## Set task:
Can you output every line of the data below verbatim, with nothing changed?

--- BEGIN Information shown ---

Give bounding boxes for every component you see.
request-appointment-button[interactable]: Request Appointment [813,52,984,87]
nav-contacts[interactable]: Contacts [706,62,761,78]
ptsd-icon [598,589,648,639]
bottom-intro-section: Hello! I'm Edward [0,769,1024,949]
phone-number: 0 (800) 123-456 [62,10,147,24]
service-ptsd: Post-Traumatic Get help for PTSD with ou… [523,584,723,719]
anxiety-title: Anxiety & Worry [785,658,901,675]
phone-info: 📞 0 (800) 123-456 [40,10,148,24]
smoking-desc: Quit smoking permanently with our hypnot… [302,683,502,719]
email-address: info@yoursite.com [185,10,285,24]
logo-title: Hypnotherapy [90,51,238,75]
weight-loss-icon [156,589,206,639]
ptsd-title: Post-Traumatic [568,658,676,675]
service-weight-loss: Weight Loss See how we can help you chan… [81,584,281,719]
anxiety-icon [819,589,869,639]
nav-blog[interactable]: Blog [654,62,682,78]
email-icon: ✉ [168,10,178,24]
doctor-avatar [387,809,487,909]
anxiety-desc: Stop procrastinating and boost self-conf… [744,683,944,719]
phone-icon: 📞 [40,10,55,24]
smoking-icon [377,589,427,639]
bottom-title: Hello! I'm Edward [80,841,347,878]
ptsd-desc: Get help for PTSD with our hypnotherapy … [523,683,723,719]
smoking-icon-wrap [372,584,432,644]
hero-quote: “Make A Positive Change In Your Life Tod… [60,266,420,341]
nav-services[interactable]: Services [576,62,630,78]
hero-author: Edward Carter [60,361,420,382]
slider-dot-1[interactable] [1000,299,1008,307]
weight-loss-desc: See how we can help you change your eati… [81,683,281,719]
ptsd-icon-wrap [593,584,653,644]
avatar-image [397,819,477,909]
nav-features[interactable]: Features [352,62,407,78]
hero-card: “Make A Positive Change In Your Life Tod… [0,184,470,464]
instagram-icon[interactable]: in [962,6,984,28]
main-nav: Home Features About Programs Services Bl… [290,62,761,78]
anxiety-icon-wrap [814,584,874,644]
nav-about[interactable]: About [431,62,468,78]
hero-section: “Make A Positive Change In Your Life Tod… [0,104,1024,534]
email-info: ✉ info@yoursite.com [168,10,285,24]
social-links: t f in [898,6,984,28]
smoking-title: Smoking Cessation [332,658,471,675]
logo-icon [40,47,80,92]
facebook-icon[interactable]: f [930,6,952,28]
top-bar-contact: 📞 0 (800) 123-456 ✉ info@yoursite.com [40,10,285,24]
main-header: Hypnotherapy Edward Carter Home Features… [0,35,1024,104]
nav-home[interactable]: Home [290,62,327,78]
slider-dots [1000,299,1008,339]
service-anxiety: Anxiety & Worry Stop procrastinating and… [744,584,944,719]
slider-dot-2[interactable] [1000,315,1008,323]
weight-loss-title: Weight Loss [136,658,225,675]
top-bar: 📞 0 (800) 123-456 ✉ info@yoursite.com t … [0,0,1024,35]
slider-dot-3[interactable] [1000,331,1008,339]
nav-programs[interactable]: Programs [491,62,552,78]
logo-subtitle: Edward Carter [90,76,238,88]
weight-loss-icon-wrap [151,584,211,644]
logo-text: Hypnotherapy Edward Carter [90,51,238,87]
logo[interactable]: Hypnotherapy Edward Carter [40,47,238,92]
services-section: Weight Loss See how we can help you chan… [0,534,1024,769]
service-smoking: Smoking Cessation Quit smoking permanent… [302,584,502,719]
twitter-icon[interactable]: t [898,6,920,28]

--- END Information shown ---

## Response:
Give bounding boxes for every component you see.
request-appointment-button[interactable]: Request Appointment [813,52,984,87]
nav-contacts[interactable]: Contacts [706,62,761,78]
ptsd-icon [598,589,648,639]
bottom-intro-section: Hello! I'm Edward [0,769,1024,949]
phone-number: 0 (800) 123-456 [62,10,147,24]
service-ptsd: Post-Traumatic Get help for PTSD with ou… [523,584,723,719]
anxiety-title: Anxiety & Worry [785,658,901,675]
phone-info: 📞 0 (800) 123-456 [40,10,148,24]
smoking-desc: Quit smoking permanently with our hypnot… [302,683,502,719]
email-address: info@yoursite.com [185,10,285,24]
logo-title: Hypnotherapy [90,51,238,75]
weight-loss-icon [156,589,206,639]
ptsd-title: Post-Traumatic [568,658,676,675]
service-weight-loss: Weight Loss See how we can help you chan… [81,584,281,719]
anxiety-icon [819,589,869,639]
nav-blog[interactable]: Blog [654,62,682,78]
email-icon: ✉ [168,10,178,24]
doctor-avatar [387,809,487,909]
anxiety-desc: Stop procrastinating and boost self-conf… [744,683,944,719]
phone-icon: 📞 [40,10,55,24]
smoking-icon [377,589,427,639]
bottom-title: Hello! I'm Edward [80,841,347,878]
ptsd-desc: Get help for PTSD with our hypnotherapy … [523,683,723,719]
smoking-icon-wrap [372,584,432,644]
hero-quote: “Make A Positive Change In Your Life Tod… [60,266,420,341]
nav-services[interactable]: Services [576,62,630,78]
hero-author: Edward Carter [60,361,420,382]
slider-dot-1[interactable] [1000,299,1008,307]
weight-loss-desc: See how we can help you change your eati… [81,683,281,719]
ptsd-icon-wrap [593,584,653,644]
avatar-image [397,819,477,909]
nav-features[interactable]: Features [352,62,407,78]
hero-card: “Make A Positive Change In Your Life Tod… [0,184,470,464]
instagram-icon[interactable]: in [962,6,984,28]
main-nav: Home Features About Programs Services Bl… [290,62,761,78]
anxiety-icon-wrap [814,584,874,644]
nav-about[interactable]: About [431,62,468,78]
hero-section: “Make A Positive Change In Your Life Tod… [0,104,1024,534]
email-info: ✉ info@yoursite.com [168,10,285,24]
social-links: t f in [898,6,984,28]
smoking-title: Smoking Cessation [332,658,471,675]
logo-icon [40,47,80,92]
facebook-icon[interactable]: f [930,6,952,28]
top-bar-contact: 📞 0 (800) 123-456 ✉ info@yoursite.com [40,10,285,24]
main-header: Hypnotherapy Edward Carter Home Features… [0,35,1024,104]
nav-home[interactable]: Home [290,62,327,78]
slider-dots [1000,299,1008,339]
service-anxiety: Anxiety & Worry Stop procrastinating and… [744,584,944,719]
slider-dot-2[interactable] [1000,315,1008,323]
weight-loss-title: Weight Loss [136,658,225,675]
top-bar: 📞 0 (800) 123-456 ✉ info@yoursite.com t … [0,0,1024,35]
slider-dot-3[interactable] [1000,331,1008,339]
nav-programs[interactable]: Programs [491,62,552,78]
logo-subtitle: Edward Carter [90,76,238,88]
weight-loss-icon-wrap [151,584,211,644]
logo-text: Hypnotherapy Edward Carter [90,51,238,87]
logo[interactable]: Hypnotherapy Edward Carter [40,47,238,92]
services-section: Weight Loss See how we can help you chan… [0,534,1024,769]
service-smoking: Smoking Cessation Quit smoking permanent… [302,584,502,719]
twitter-icon[interactable]: t [898,6,920,28]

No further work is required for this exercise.